Work to complete: Images are excluded; otherwise, output every record exactly.

Working data:
--- --- ---
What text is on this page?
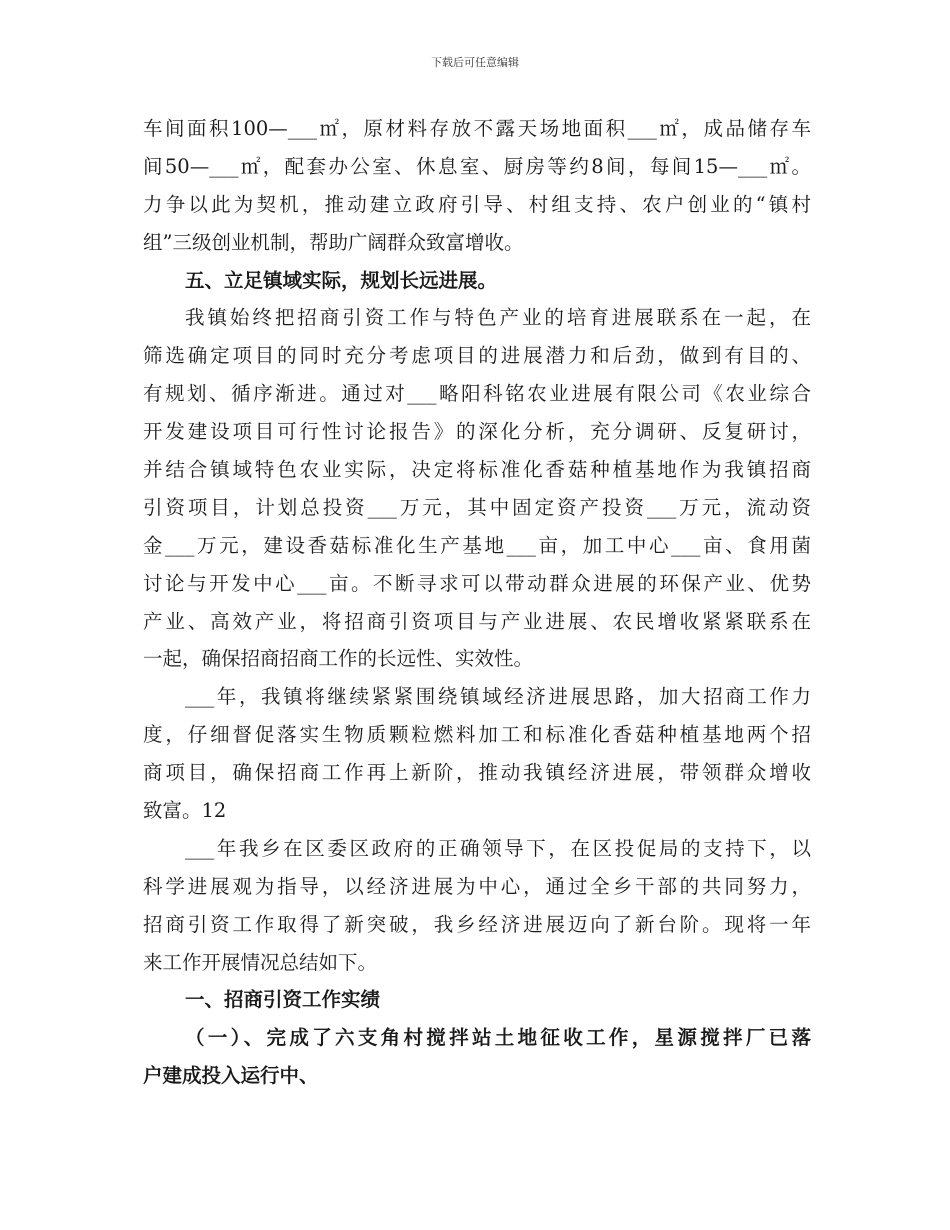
下载后可任意编辑
车间面积100—___㎡，原材料存放不露天场地面积___㎡，成品储存车
间50—___㎡，配套办公室、休息室、厨房等约8间，每间15—___㎡。
力争以此为契机，推动建立政府引导、村组支持、农户创业的“镇村
组”三级创业机制，帮助广阔群众致富增收。
五、立足镇域实际，规划长远进展。
我镇始终把招商引资工作与特色产业的培育进展联系在一起，在
筛选确定项目的同时充分考虑项目的进展潜力和后劲，做到有目的、
有规划、循序渐进。通过对___略阳科铭农业进展有限公司《农业综合
开发建设项目可行性讨论报告》的深化分析，充分调研、反复研讨，
并结合镇域特色农业实际，决定将标准化香菇种植基地作为我镇招商
引资项目，计划总投资___万元，其中固定资产投资___万元，流动资
金___万元，建设香菇标准化生产基地___亩，加工中心___亩、食用菌
讨论与开发中心___亩。不断寻求可以带动群众进展的环保产业、优势
产业、高效产业，将招商引资项目与产业进展、农民增收紧紧联系在
一起，确保招商招商工作的长远性、实效性。
___年，我镇将继续紧紧围绕镇域经济进展思路，加大招商工作力
度，仔细督促落实生物质颗粒燃料加工和标准化香菇种植基地两个招
商项目，确保招商工作再上新阶，推动我镇经济进展，带领群众增收
致富。12
___年我乡在区委区政府的正确领导下，在区投促局的支持下，以
科学进展观为指导，以经济进展为中心，通过全乡干部的共同努力，
招商引资工作取得了新突破，我乡经济进展迈向了新台阶。现将一年
来工作开展情况总结如下。
一、招商引资工作实绩
（一）、完成了六支角村搅拌站土地征收工作，星源搅拌厂已落
户建成投入运行中、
--- --- ---
Solution to this problem:
What text is on this page?
下载后可任意编辑
车间面积100—___㎡，原材料存放不露天场地面积___㎡，成品储存车
间50—___㎡，配套办公室、休息室、厨房等约8间，每间15—___㎡。
力争以此为契机，推动建立政府引导、村组支持、农户创业的“镇村
组”三级创业机制，帮助广阔群众致富增收。
五、立足镇域实际，规划长远进展。
我镇始终把招商引资工作与特色产业的培育进展联系在一起，在
筛选确定项目的同时充分考虑项目的进展潜力和后劲，做到有目的、
有规划、循序渐进。通过对___略阳科铭农业进展有限公司《农业综合
开发建设项目可行性讨论报告》的深化分析，充分调研、反复研讨，
并结合镇域特色农业实际，决定将标准化香菇种植基地作为我镇招商
引资项目，计划总投资___万元，其中固定资产投资___万元，流动资
金___万元，建设香菇标准化生产基地___亩，加工中心___亩、食用菌
讨论与开发中心___亩。不断寻求可以带动群众进展的环保产业、优势
产业、高效产业，将招商引资项目与产业进展、农民增收紧紧联系在
一起，确保招商招商工作的长远性、实效性。
___年，我镇将继续紧紧围绕镇域经济进展思路，加大招商工作力
度，仔细督促落实生物质颗粒燃料加工和标准化香菇种植基地两个招
商项目，确保招商工作再上新阶，推动我镇经济进展，带领群众增收
致富。12
___年我乡在区委区政府的正确领导下，在区投促局的支持下，以
科学进展观为指导，以经济进展为中心，通过全乡干部的共同努力，
招商引资工作取得了新突破，我乡经济进展迈向了新台阶。现将一年
来工作开展情况总结如下。
一、招商引资工作实绩
（一）、完成了六支角村搅拌站土地征收工作，星源搅拌厂已落
户建成投入运行中、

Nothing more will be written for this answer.